== What to do ==
Look below. Copy each line that has "环境条件的要求" in it.

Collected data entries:

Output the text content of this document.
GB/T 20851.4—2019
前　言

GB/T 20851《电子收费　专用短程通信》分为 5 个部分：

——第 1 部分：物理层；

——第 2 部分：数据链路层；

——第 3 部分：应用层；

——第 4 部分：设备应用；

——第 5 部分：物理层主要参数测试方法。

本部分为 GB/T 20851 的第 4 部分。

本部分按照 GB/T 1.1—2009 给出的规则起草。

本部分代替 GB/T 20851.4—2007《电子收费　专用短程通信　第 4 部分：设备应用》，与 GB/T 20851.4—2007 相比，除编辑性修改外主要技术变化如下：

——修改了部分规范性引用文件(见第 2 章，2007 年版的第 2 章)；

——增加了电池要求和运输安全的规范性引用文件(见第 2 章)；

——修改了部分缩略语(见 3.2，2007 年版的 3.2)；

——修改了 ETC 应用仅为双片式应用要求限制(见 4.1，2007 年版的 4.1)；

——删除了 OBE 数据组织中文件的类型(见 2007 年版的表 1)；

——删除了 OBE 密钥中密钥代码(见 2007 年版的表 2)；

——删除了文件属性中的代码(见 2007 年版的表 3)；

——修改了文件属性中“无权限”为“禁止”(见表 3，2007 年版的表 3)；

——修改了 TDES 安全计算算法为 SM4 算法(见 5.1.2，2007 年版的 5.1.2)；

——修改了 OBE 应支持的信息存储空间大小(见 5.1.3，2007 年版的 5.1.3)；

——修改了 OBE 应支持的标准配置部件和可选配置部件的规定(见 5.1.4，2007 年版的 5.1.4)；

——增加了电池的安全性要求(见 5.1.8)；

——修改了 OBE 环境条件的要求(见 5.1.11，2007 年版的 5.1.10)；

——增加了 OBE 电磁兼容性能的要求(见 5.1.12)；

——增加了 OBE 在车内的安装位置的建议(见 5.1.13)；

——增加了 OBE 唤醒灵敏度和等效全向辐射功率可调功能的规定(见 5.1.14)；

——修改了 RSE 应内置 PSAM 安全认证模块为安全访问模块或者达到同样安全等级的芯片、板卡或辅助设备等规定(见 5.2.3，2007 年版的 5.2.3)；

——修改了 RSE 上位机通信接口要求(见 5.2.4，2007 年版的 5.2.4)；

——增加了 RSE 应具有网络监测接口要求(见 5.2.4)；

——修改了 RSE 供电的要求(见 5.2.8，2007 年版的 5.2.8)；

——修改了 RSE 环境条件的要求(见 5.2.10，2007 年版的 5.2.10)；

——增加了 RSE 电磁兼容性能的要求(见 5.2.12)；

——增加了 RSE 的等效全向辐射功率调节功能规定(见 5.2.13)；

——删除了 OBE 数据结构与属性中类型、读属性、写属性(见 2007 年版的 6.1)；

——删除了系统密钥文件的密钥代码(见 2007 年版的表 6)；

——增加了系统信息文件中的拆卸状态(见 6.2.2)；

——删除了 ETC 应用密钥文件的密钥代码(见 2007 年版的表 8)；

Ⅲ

== Solution to the exercise ==
——修改了 OBE 环境条件的要求(见 5.1.11，2007 年版的 5.1.10)；
——修改了 RSE 环境条件的要求(见 5.2.10，2007 年版的 5.2.10)；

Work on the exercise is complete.